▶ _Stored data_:
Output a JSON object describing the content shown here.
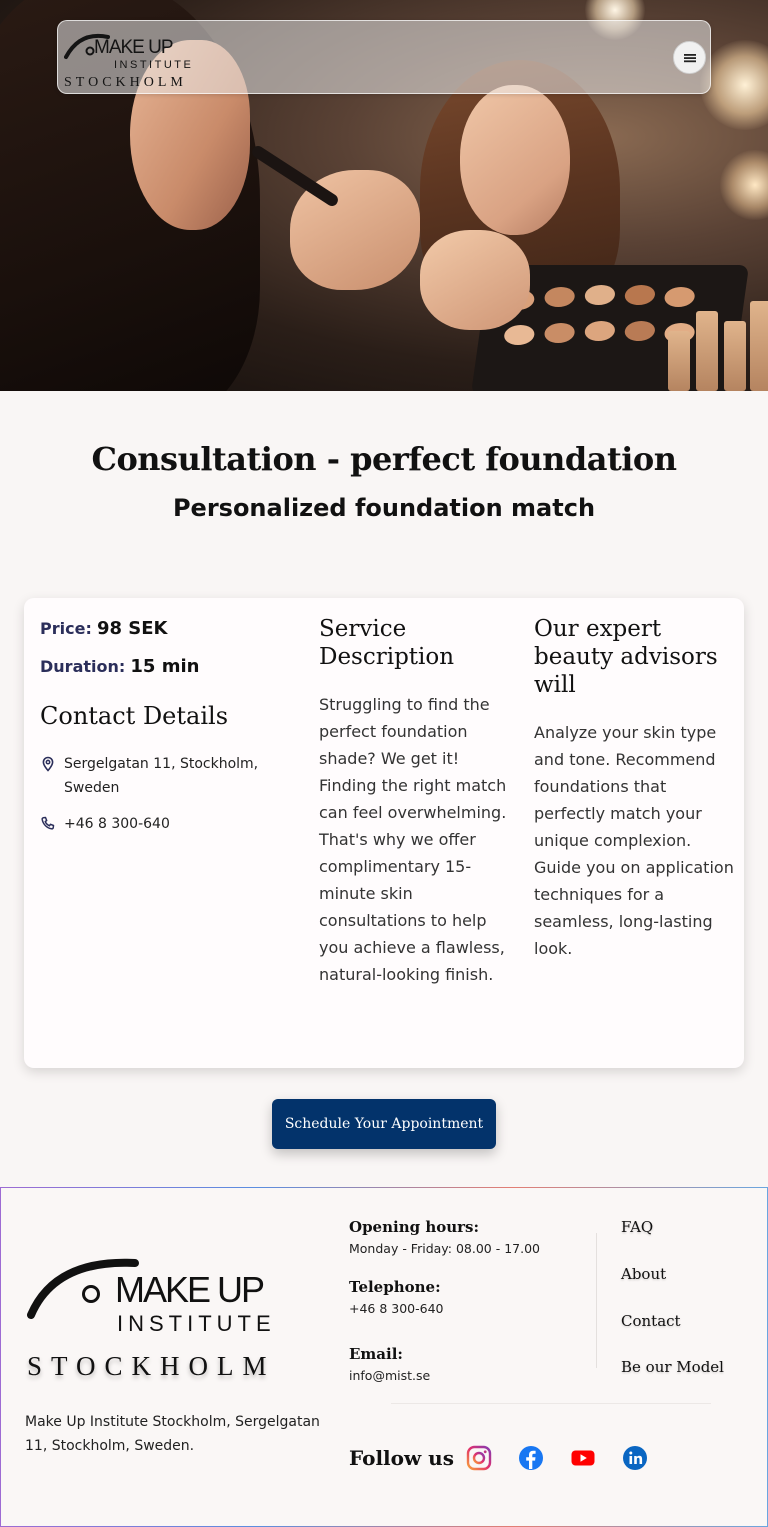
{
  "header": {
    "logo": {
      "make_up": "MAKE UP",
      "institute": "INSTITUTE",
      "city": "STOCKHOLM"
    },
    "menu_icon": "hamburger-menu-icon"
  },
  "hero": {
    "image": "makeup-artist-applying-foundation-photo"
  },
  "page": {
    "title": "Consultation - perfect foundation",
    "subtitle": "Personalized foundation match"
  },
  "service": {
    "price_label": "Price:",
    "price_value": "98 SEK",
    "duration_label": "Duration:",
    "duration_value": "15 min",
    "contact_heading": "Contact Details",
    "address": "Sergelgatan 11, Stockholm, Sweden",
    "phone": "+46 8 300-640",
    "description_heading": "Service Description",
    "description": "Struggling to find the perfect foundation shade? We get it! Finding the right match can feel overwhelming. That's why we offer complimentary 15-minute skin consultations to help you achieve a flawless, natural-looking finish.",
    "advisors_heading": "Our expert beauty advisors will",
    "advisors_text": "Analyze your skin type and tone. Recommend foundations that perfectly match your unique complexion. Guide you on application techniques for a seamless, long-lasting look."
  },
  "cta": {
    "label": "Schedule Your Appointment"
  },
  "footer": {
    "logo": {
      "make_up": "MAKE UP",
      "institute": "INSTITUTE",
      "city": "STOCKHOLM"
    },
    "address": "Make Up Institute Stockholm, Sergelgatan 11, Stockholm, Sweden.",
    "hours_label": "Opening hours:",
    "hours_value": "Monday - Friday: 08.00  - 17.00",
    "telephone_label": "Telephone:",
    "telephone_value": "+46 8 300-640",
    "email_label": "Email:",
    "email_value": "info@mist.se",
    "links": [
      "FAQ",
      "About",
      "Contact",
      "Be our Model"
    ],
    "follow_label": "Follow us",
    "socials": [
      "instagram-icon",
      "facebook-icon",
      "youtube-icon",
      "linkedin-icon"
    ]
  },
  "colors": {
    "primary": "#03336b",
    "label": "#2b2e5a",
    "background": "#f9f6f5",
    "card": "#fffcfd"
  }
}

▶ _WHAT TO WORK ON_: Search the records for the word "icon" and copy every line where it occurs.

▶ _ANSWER FOR THIS EXERCISE_:
    "menu_icon": "hamburger-menu-icon"
      "instagram-icon",
      "facebook-icon",
      "youtube-icon",
      "linkedin-icon"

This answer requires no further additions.